目录
138. 复制带随机指针的链表 Copy List with Random-pointer 🌟🌟
140. 单词拆分 II Word Break II 🌟🌟🌟
138. 复制带随机指针的链表 Copy List with Random-pointer
给你一个长度为 n 的链表,每个节点包含一个额外增加的随机指针 random ,该指针可以指向链表中的任何节点或空节点。
构造这个链表的 深拷贝。 深拷贝应该正好由 n 个 全新 节点组成,其中每个新节点的值都设为其对应的原节点的值。新节点的 next 指针和 random 指针也都应指向复制链表中的新节点,并使原链表和复制链表中的这些指针能够表示相同的链表状态。复制链表中的指针都不应指向原链表中的节点 。
例如,如果原链表中有 X 和 Y 两个节点,其中 X.random --> Y 。那么在复制链表中对应的两个节点 x 和 y ,同样有 x.random --> y 。
返回复制链表的头节点。
用一个由 n 个节点组成的链表来表示输入/输出中的链表。每个节点用一个 [val,random_index] 表示:
val:一个表示Node.val的整数。random_index:随机指针指向的节点索引(范围从0到n-1);如果不指向任何节点,则为null。

● ● ● ● ● ● ●

### 任务提示
根据阅读文本,随机指针不指向任何节点时,random_index 是什么值?

● ● ● ● ● ● ●

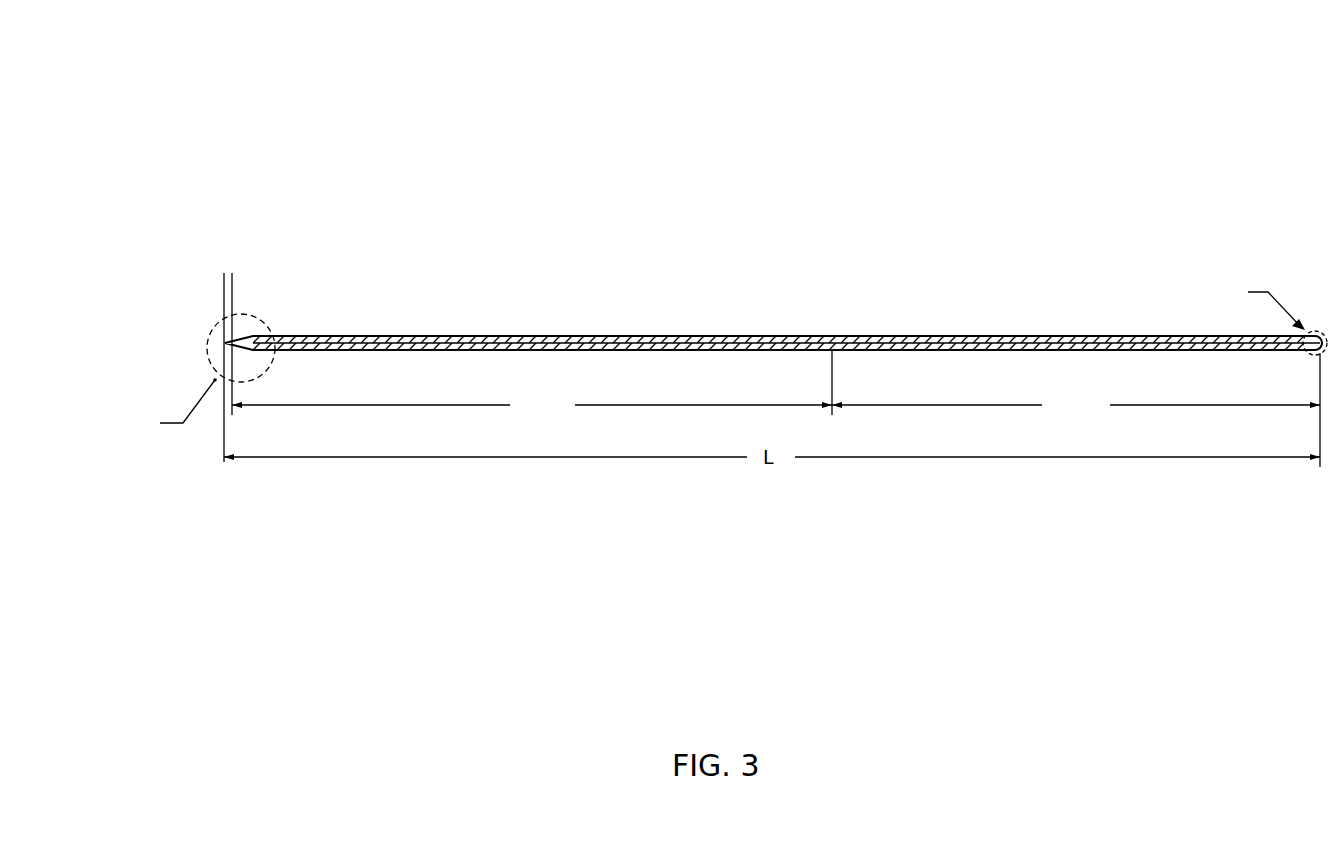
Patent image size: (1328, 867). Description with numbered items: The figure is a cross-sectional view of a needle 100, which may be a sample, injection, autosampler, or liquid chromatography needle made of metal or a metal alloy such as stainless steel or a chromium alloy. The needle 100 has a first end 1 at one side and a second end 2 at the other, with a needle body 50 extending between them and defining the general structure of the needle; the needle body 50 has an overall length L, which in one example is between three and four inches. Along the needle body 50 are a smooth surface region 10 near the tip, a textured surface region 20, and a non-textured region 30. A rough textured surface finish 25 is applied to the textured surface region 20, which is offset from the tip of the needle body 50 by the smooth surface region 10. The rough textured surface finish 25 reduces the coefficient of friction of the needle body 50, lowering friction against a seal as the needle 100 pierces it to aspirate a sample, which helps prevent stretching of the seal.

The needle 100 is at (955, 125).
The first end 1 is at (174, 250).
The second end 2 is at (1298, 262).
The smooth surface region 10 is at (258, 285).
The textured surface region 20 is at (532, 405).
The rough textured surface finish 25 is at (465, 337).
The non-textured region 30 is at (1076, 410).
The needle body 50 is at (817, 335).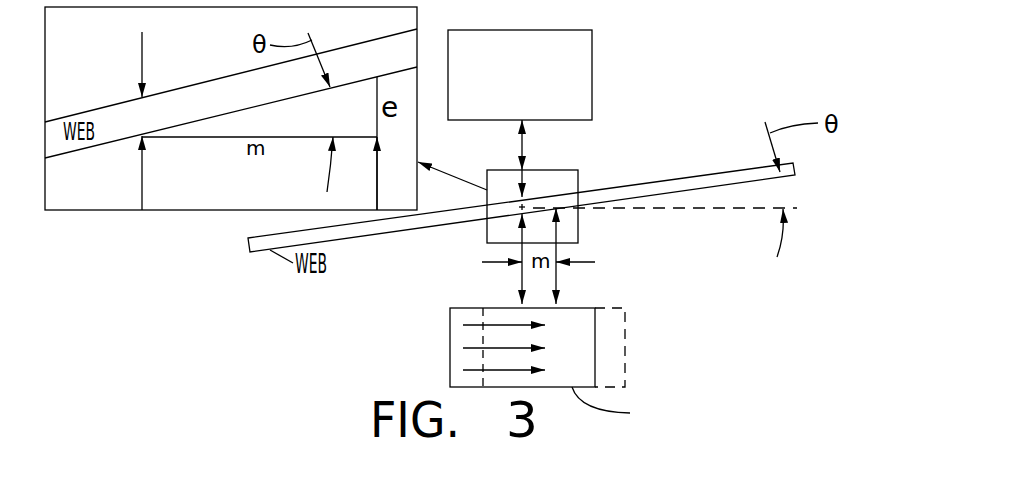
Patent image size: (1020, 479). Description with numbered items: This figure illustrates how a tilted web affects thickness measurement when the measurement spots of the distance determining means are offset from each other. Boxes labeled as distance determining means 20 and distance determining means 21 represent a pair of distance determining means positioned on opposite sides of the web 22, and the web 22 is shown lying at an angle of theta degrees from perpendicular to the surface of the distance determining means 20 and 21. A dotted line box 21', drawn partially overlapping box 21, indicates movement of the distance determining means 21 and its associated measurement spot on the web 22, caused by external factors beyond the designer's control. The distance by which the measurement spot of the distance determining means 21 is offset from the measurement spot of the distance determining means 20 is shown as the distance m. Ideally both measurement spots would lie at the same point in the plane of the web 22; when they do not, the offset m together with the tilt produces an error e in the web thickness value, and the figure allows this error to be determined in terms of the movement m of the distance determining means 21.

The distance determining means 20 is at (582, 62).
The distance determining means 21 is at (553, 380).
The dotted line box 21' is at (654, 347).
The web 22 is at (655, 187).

● ● ● ● ● ● ●

### 问题答案
random_index 为 null。